| Directions |
Images excluded, repeat each entry below exactly.

| Given records |
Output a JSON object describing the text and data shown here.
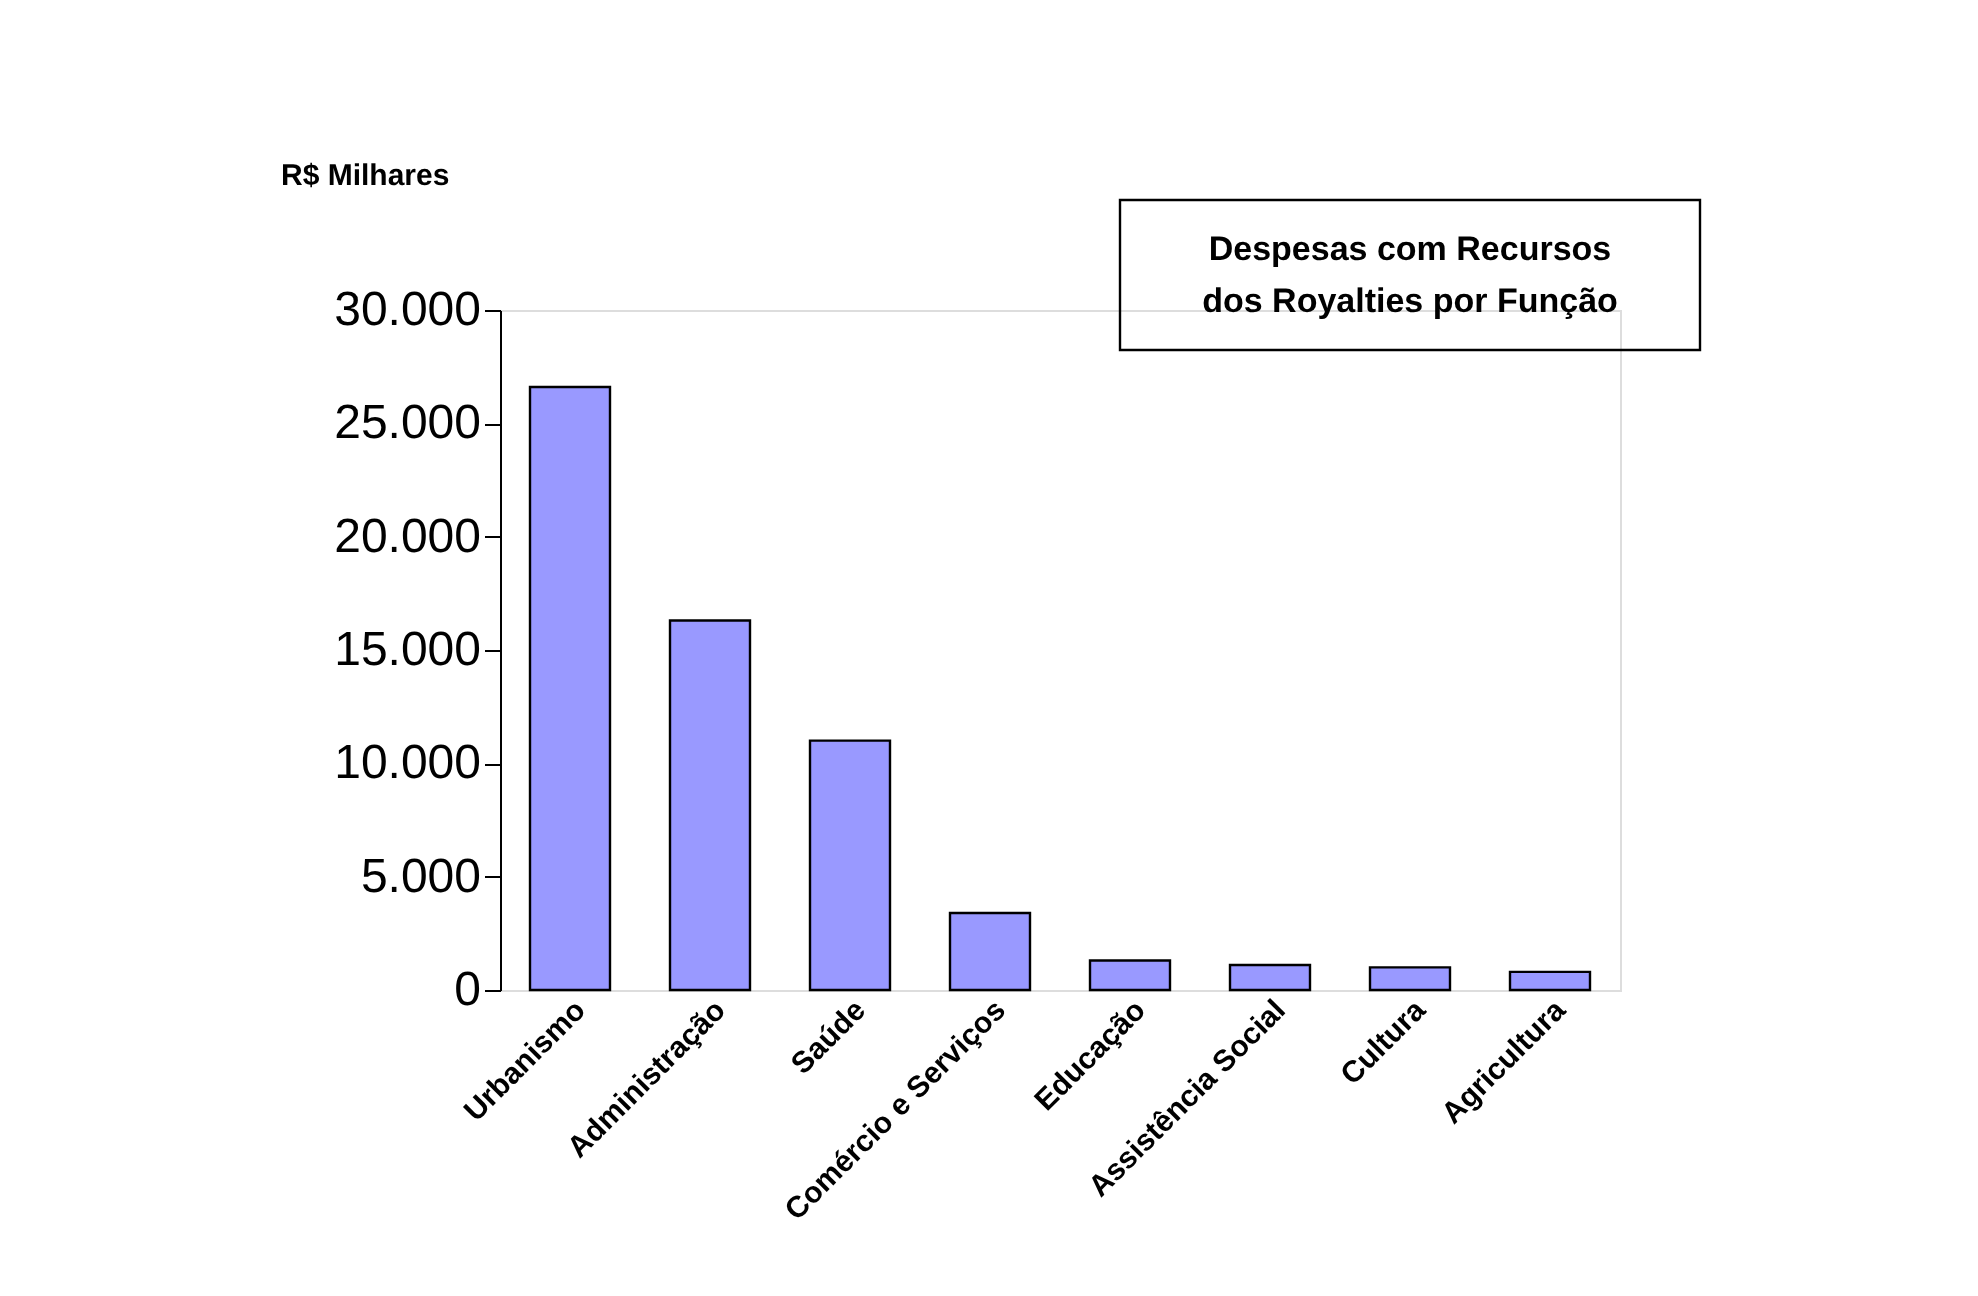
{
  "chart_data": {
    "type": "bar",
    "title": "Despesas com Recursos dos Royalties por Função",
    "ylabel": "R$ Milhares",
    "categories": [
      "Urbanismo",
      "Administração",
      "Saúde",
      "Comércio e Serviços",
      "Educação",
      "Assistência Social",
      "Cultura",
      "Agricultura"
    ],
    "values": [
      26600,
      16300,
      11000,
      3400,
      1300,
      1100,
      1000,
      800
    ],
    "color": "#9999ff",
    "ylim": [
      0,
      30000
    ],
    "yticks": [
      0,
      {
        "value": 5000,
        "label": "5.000"
      },
      {
        "value": 10000,
        "label": "10.000"
      },
      {
        "value": 15000,
        "label": "15.000"
      },
      {
        "value": 20000,
        "label": "20.000"
      },
      {
        "value": 25000,
        "label": "25.000"
      },
      {
        "value": 30000,
        "label": "30.000"
      }
    ],
    "grid": false
  }
}
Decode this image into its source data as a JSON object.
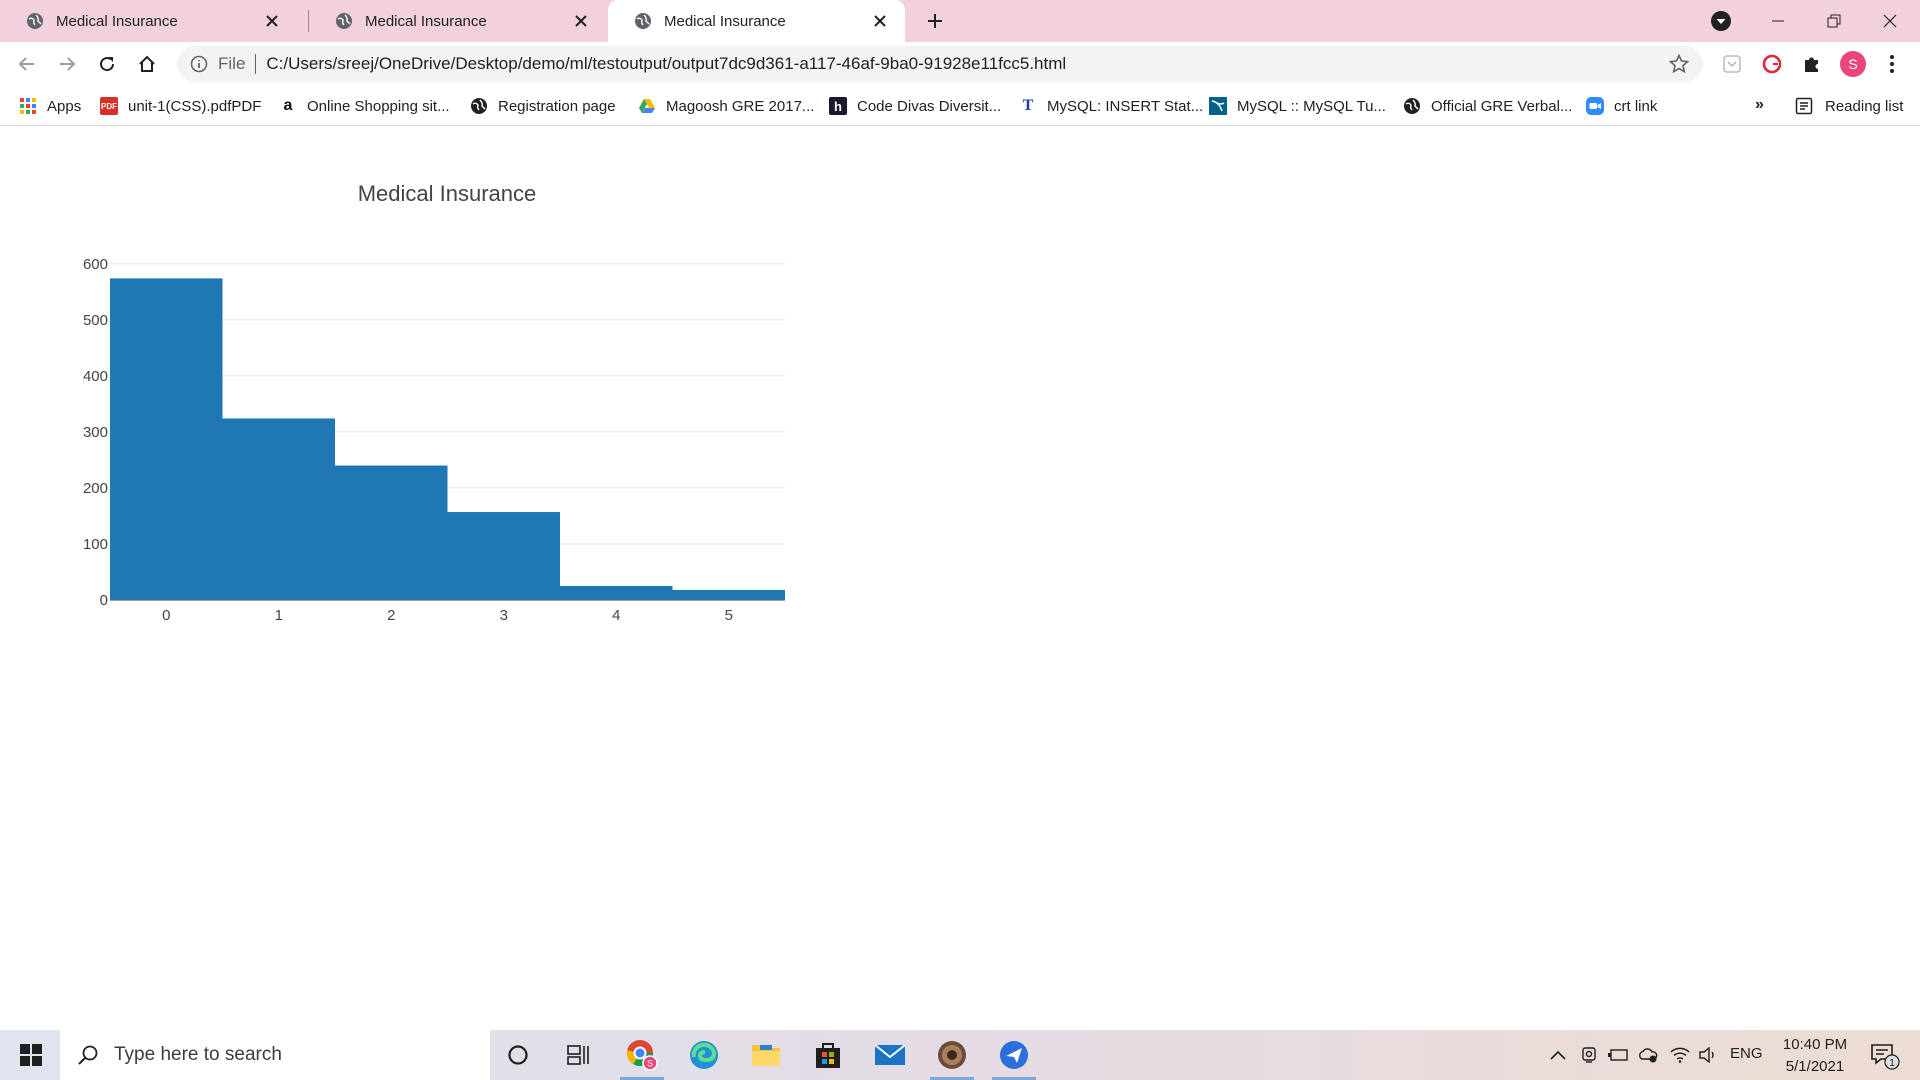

| The completed task |
Output a JSON object describing the text and data shown here.
{
  "chart_data": {
    "type": "bar",
    "title": "Despesas com Recursos dos Royalties por Função",
    "ylabel": "R$ Milhares",
    "categories": [
      "Urbanismo",
      "Administração",
      "Saúde",
      "Comércio e Serviços",
      "Educação",
      "Assistência Social",
      "Cultura",
      "Agricultura"
    ],
    "values": [
      26600,
      16300,
      11000,
      3400,
      1300,
      1100,
      1000,
      800
    ],
    "color": "#9999ff",
    "ylim": [
      0,
      30000
    ],
    "yticks": [
      0,
      {
        "value": 5000,
        "label": "5.000"
      },
      {
        "value": 10000,
        "label": "10.000"
      },
      {
        "value": 15000,
        "label": "15.000"
      },
      {
        "value": 20000,
        "label": "20.000"
      },
      {
        "value": 25000,
        "label": "25.000"
      },
      {
        "value": 30000,
        "label": "30.000"
      }
    ],
    "grid": false
  }
}
Decode this image into its source data as a JSON object.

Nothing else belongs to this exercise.